— Begin SUPPLIED INFORMATION —

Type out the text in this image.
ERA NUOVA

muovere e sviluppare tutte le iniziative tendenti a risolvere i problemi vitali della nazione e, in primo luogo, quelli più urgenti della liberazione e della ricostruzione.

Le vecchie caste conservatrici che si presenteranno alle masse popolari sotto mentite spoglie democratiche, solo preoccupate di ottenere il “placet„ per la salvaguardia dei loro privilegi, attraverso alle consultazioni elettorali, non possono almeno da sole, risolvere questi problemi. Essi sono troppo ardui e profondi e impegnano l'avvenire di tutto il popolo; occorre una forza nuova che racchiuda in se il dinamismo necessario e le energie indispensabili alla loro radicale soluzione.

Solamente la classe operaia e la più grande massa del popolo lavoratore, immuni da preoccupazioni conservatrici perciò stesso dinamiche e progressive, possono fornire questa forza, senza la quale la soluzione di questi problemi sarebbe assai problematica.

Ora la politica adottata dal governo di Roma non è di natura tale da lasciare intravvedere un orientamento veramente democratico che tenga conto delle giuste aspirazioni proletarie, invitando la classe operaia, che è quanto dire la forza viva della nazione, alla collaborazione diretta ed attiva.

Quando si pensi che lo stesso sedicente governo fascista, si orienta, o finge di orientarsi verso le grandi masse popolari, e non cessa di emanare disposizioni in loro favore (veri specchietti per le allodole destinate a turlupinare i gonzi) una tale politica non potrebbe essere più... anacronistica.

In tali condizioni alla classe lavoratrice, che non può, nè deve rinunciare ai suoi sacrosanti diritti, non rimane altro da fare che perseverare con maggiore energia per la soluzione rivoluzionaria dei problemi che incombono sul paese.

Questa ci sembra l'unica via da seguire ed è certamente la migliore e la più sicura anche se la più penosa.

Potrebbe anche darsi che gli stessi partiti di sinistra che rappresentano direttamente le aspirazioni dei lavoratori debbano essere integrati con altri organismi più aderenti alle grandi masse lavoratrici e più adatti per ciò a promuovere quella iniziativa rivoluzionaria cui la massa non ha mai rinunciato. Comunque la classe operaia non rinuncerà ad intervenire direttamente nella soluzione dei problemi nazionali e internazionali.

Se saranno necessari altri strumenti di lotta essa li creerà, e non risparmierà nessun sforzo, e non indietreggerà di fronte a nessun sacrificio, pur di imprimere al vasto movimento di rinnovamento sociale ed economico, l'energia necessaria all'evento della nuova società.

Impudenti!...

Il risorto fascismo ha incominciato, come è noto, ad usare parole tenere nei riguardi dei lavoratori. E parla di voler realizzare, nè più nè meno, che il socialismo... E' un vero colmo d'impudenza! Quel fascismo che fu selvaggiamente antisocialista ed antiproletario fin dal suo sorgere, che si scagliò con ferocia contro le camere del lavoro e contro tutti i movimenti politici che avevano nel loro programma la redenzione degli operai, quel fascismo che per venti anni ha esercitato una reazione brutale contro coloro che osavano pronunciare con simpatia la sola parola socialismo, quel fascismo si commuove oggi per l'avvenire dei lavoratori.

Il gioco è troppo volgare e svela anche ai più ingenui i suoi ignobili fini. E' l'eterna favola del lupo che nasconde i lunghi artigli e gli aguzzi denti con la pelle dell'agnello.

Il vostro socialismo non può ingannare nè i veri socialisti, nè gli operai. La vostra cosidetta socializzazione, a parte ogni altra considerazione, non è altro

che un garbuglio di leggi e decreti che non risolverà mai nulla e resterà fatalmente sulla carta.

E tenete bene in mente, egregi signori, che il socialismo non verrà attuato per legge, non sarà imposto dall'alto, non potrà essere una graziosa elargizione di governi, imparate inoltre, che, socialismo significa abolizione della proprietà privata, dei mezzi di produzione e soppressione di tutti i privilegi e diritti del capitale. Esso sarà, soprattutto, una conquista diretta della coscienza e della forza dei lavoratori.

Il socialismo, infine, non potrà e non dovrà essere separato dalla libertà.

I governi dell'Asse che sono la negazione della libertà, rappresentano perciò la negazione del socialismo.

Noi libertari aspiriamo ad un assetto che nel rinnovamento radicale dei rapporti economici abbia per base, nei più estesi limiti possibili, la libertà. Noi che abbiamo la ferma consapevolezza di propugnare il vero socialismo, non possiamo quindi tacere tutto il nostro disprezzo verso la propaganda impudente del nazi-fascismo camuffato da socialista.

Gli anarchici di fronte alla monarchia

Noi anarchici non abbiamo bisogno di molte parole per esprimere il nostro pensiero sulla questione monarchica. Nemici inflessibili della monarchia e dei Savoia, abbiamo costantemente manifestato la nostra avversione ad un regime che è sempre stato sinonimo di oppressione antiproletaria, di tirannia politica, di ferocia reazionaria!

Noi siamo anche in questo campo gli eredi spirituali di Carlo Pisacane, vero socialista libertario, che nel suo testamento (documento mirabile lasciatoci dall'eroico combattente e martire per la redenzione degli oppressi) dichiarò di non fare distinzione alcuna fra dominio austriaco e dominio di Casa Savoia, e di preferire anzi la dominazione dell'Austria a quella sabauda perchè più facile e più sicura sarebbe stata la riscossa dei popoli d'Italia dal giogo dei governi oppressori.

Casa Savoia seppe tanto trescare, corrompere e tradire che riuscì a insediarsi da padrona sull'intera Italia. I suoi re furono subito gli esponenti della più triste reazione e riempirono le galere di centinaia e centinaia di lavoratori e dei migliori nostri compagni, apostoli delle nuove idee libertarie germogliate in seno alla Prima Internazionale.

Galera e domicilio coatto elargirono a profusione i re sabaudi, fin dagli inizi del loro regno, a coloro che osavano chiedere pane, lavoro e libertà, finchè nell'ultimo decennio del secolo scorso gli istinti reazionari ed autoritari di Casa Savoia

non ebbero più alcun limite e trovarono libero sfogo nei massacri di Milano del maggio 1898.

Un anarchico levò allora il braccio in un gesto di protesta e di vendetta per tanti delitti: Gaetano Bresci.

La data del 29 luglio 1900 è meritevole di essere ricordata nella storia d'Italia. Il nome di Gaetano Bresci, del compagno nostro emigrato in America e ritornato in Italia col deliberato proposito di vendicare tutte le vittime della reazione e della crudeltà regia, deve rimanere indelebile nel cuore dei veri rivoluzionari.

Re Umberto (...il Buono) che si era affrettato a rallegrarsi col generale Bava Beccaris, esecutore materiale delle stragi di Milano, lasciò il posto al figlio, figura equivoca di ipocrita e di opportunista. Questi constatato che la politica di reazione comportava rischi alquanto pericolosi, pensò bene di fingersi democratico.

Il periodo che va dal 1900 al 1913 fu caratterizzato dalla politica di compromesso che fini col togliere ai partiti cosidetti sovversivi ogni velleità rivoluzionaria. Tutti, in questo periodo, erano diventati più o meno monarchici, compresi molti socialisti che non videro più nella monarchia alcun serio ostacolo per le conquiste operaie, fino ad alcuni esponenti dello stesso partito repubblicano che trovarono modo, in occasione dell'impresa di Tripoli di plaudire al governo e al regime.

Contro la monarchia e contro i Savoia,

— End SUPPLIED INFORMATION —

> [OBJECTIVE] Extract every entry above as it appears.

> [SOLUTION TO THE EXERCISE]
Type out the text in this image.
ERA NUOVA

muovere e sviluppare tutte le iniziative tendenti a risolvere i problemi vitali della nazione e, in primo luogo, quelli più urgenti della liberazione e della ricostruzione.

Le vecchie caste conservatrici che si presenteranno alle masse popolari sotto mentite spoglie democratiche, solo preoccupate di ottenere il “placet„ per la salvaguardia dei loro privilegi, attraverso alle consultazioni elettorali, non possono almeno da sole, risolvere questi problemi. Essi sono troppo ardui e profondi e impegnano l'avvenire di tutto il popolo; occorre una forza nuova che racchiuda in se il dinamismo necessario e le energie indispensabili alla loro radicale soluzione.

Solamente la classe operaia e la più grande massa del popolo lavoratore, immuni da preoccupazioni conservatrici perciò stesso dinamiche e progressive, possono fornire questa forza, senza la quale la soluzione di questi problemi sarebbe assai problematica.

Ora la politica adottata dal governo di Roma non è di natura tale da lasciare intravvedere un orientamento veramente democratico che tenga conto delle giuste aspirazioni proletarie, invitando la classe operaia, che è quanto dire la forza viva della nazione, alla collaborazione diretta ed attiva.

Quando si pensi che lo stesso sedicente governo fascista, si orienta, o finge di orientarsi verso le grandi masse popolari, e non cessa di emanare disposizioni in loro favore (veri specchietti per le allodole destinate a turlupinare i gonzi) una tale politica non potrebbe essere più... anacronistica.

In tali condizioni alla classe lavoratrice, che non può, nè deve rinunciare ai suoi sacrosanti diritti, non rimane altro da fare che perseverare con maggiore energia per la soluzione rivoluzionaria dei problemi che incombono sul paese.

Questa ci sembra l'unica via da seguire ed è certamente la migliore e la più sicura anche se la più penosa.

Potrebbe anche darsi che gli stessi partiti di sinistra che rappresentano direttamente le aspirazioni dei lavoratori debbano essere integrati con altri organismi più aderenti alle grandi masse lavoratrici e più adatti per ciò a promuovere quella iniziativa rivoluzionaria cui la massa non ha mai rinunciato. Comunque la classe operaia non rinuncerà ad intervenire direttamente nella soluzione dei problemi nazionali e internazionali.

Se saranno necessari altri strumenti di lotta essa li creerà, e non risparmierà nessun sforzo, e non indietreggerà di fronte a nessun sacrificio, pur di imprimere al vasto movimento di rinnovamento sociale ed economico, l'energia necessaria all'evento della nuova società.

Impudenti!...

Il risorto fascismo ha incominciato, come è noto, ad usare parole tenere nei riguardi dei lavoratori. E parla di voler realizzare, nè più nè meno, che il socialismo... E' un vero colmo d'impudenza! Quel fascismo che fu selvaggiamente antisocialista ed antiproletario fin dal suo sorgere, che si scagliò con ferocia contro le camere del lavoro e contro tutti i movimenti politici che avevano nel loro programma la redenzione degli operai, quel fascismo che per venti anni ha esercitato una reazione brutale contro coloro che osavano pronunciare con simpatia la sola parola socialismo, quel fascismo si commuove oggi per l'avvenire dei lavoratori.

Il gioco è troppo volgare e svela anche ai più ingenui i suoi ignobili fini. E' l'eterna favola del lupo che nasconde i lunghi artigli e gli aguzzi denti con la pelle dell'agnello.

Il vostro socialismo non può ingannare nè i veri socialisti, nè gli operai. La vostra cosidetta socializzazione, a parte ogni altra considerazione, non è altro

che un garbuglio di leggi e decreti che non risolverà mai nulla e resterà fatalmente sulla carta.

E tenete bene in mente, egregi signori, che il socialismo non verrà attuato per legge, non sarà imposto dall'alto, non potrà essere una graziosa elargizione di governi, imparate inoltre, che, socialismo significa abolizione della proprietà privata, dei mezzi di produzione e soppressione di tutti i privilegi e diritti del capitale. Esso sarà, soprattutto, una conquista diretta della coscienza e della forza dei lavoratori.

Il socialismo, infine, non potrà e non dovrà essere separato dalla libertà.

I governi dell'Asse che sono la negazione della libertà, rappresentano perciò la negazione del socialismo.

Noi libertari aspiriamo ad un assetto che nel rinnovamento radicale dei rapporti economici abbia per base, nei più estesi limiti possibili, la libertà. Noi che abbiamo la ferma consapevolezza di propugnare il vero socialismo, non possiamo quindi tacere tutto il nostro disprezzo verso la propaganda impudente del nazi-fascismo camuffato da socialista.

Gli anarchici di fronte alla monarchia

Noi anarchici non abbiamo bisogno di molte parole per esprimere il nostro pensiero sulla questione monarchica. Nemici inflessibili della monarchia e dei Savoia, abbiamo costantemente manifestato la nostra avversione ad un regime che è sempre stato sinonimo di oppressione antiproletaria, di tirannia politica, di ferocia reazionaria!

Noi siamo anche in questo campo gli eredi spirituali di Carlo Pisacane, vero socialista libertario, che nel suo testamento (documento mirabile lasciatoci dall'eroico combattente e martire per la redenzione degli oppressi) dichiarò di non fare distinzione alcuna fra dominio austriaco e dominio di Casa Savoia, e di preferire anzi la dominazione dell'Austria a quella sabauda perchè più facile e più sicura sarebbe stata la riscossa dei popoli d'Italia dal giogo dei governi oppressori.

Casa Savoia seppe tanto trescare, corrompere e tradire che riuscì a insediarsi da padrona sull'intera Italia. I suoi re furono subito gli esponenti della più triste reazione e riempirono le galere di centinaia e centinaia di lavoratori e dei migliori nostri compagni, apostoli delle nuove idee libertarie germogliate in seno alla Prima Internazionale.

Galera e domicilio coatto elargirono a profusione i re sabaudi, fin dagli inizi del loro regno, a coloro che osavano chiedere pane, lavoro e libertà, finchè nell'ultimo decennio del secolo scorso gli istinti reazionari ed autoritari di Casa Savoia

non ebbero più alcun limite e trovarono libero sfogo nei massacri di Milano del maggio 1898.

Un anarchico levò allora il braccio in un gesto di protesta e di vendetta per tanti delitti: Gaetano Bresci.

La data del 29 luglio 1900 è meritevole di essere ricordata nella storia d'Italia. Il nome di Gaetano Bresci, del compagno nostro emigrato in America e ritornato in Italia col deliberato proposito di vendicare tutte le vittime della reazione e della crudeltà regia, deve rimanere indelebile nel cuore dei veri rivoluzionari.

Re Umberto (...il Buono) che si era affrettato a rallegrarsi col generale Bava Beccaris, esecutore materiale delle stragi di Milano, lasciò il posto al figlio, figura equivoca di ipocrita e di opportunista. Questi constatato che la politica di reazione comportava rischi alquanto pericolosi, pensò bene di fingersi democratico.

Il periodo che va dal 1900 al 1913 fu caratterizzato dalla politica di compromesso che fini col togliere ai partiti cosidetti sovversivi ogni velleità rivoluzionaria. Tutti, in questo periodo, erano diventati più o meno monarchici, compresi molti socialisti che non videro più nella monarchia alcun serio ostacolo per le conquiste operaie, fino ad alcuni esponenti dello stesso partito repubblicano che trovarono modo, in occasione dell'impresa di Tripoli di plaudire al governo e al regime.

Contro la monarchia e contro i Savoia,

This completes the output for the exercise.